BRIEF →
Scan the material below for the string "бытовой", and copy every line where it shows up.
-------- RECORDS SHOWN
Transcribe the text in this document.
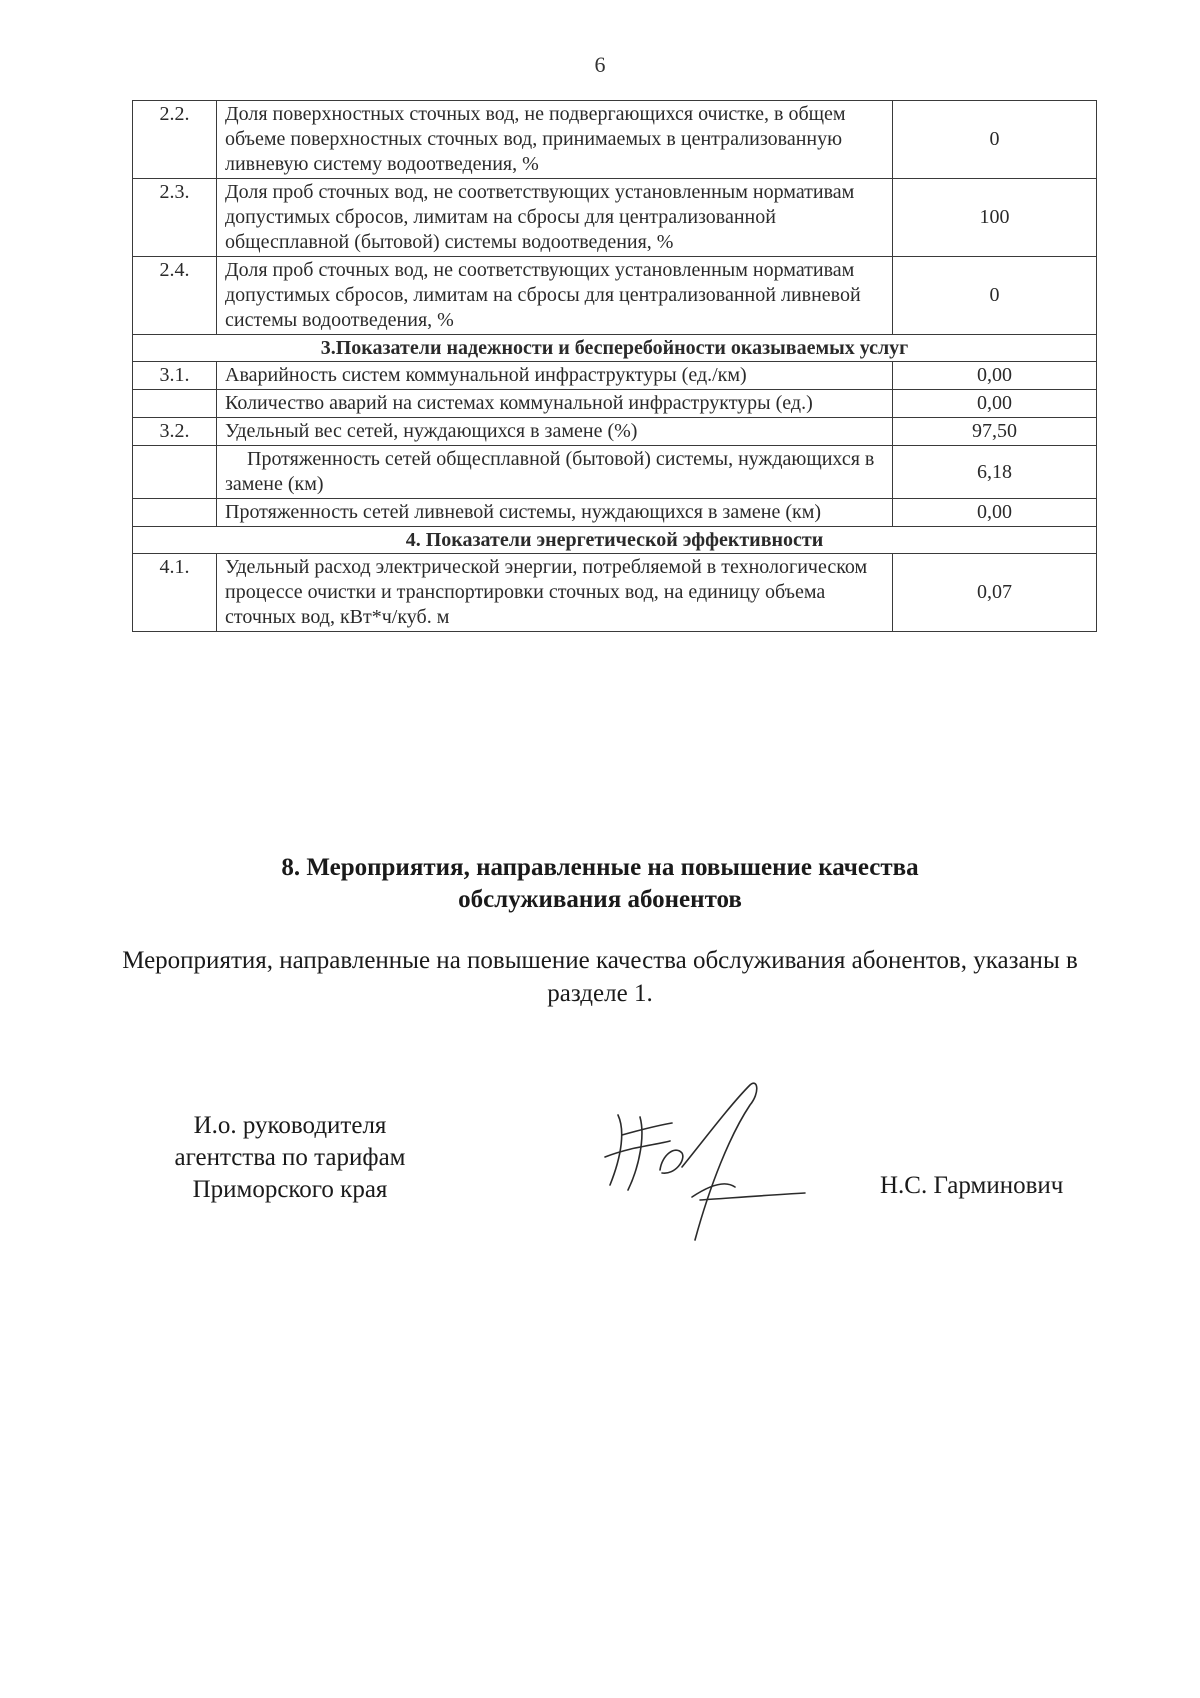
6
2.2.	Доля поверхностных сточных вод, не подвергающихся очистке, в общем объеме поверхностных сточных вод, принимаемых в централизованную ливневую систему водоотведения, %	0
2.3.	Доля проб сточных вод, не соответствующих установленным нормативам допустимых сбросов, лимитам на сбросы для централизованной общесплавной (бытовой) системы водоотведения, %	100
2.4.	Доля проб сточных вод, не соответствующих установленным нормативам допустимых сбросов, лимитам на сбросы для централизованной ливневой системы водоотведения, %	0
3.Показатели надежности и бесперебойности оказываемых услуг		
3.1.	Аварийность систем коммунальной инфраструктуры (ед./км)	0,00
	Количество аварий на системах коммунальной инфраструктуры (ед.)	0,00
3.2.	Удельный вес сетей, нуждающихся в замене (%)	97,50
	Протяженность сетей общесплавной (бытовой) системы, нуждающихся в замене (км)	6,18
	Протяженность сетей ливневой системы, нуждающихся в замене (км)	0,00
4. Показатели энергетической эффективности		
4.1.	Удельный расход электрической энергии, потребляемой в технологическом процессе очистки и транспортировки сточных вод, на единицу объема сточных вод, кВт*ч/куб. м	0,07
8. Мероприятия, направленные на повышение качества
обслуживания абонентов
Мероприятия, направленные на повышение качества обслуживания абонентов, указаны в разделе 1.
И.о. руководителя
агентства по тарифам
Приморского края	Н.С. Гарминович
----------------
CORRECT ANSWER →
2.3.	Доля проб сточных вод, не соответствующих установленным нормативам допустимых сбросов, лимитам на сбросы для централизованной общесплавной (бытовой) системы водоотведения, %	100
	Протяженность сетей общесплавной (бытовой) системы, нуждающихся в замене (км)	6,18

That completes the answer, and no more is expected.